## Short exercise
Which lines include the word "this"? Copy each of them.

Dataset items
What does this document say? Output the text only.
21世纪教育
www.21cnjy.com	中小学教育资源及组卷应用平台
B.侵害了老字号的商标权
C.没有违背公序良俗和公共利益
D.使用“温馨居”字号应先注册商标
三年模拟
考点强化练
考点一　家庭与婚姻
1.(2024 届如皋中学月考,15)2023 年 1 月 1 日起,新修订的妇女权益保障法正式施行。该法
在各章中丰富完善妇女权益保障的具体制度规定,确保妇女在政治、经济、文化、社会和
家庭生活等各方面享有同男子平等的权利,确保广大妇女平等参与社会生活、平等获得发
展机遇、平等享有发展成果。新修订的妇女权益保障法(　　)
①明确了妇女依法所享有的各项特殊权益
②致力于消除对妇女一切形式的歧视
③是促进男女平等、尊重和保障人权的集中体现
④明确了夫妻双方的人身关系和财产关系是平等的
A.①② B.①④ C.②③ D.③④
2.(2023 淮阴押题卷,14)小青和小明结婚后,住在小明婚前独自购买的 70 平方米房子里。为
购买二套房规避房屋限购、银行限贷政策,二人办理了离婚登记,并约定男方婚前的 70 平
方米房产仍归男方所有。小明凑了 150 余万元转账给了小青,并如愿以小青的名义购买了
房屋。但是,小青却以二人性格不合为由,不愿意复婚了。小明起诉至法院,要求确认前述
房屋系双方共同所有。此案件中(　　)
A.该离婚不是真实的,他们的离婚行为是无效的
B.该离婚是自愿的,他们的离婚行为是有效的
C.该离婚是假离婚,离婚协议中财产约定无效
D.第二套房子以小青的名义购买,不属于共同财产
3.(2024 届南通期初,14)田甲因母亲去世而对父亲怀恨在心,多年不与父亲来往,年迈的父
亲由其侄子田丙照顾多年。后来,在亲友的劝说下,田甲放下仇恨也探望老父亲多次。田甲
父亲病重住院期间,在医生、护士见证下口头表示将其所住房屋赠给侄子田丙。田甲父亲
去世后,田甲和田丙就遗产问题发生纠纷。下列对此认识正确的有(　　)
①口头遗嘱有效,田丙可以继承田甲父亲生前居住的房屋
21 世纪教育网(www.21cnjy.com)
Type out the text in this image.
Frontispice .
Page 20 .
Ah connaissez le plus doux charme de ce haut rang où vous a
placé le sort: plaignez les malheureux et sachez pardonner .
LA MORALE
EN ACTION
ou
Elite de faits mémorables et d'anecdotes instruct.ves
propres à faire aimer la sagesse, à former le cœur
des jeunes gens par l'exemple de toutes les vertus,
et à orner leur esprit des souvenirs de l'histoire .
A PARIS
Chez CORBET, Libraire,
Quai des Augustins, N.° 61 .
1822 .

## Answer below
What does this document say? Output the text only.
Type out the text in this image.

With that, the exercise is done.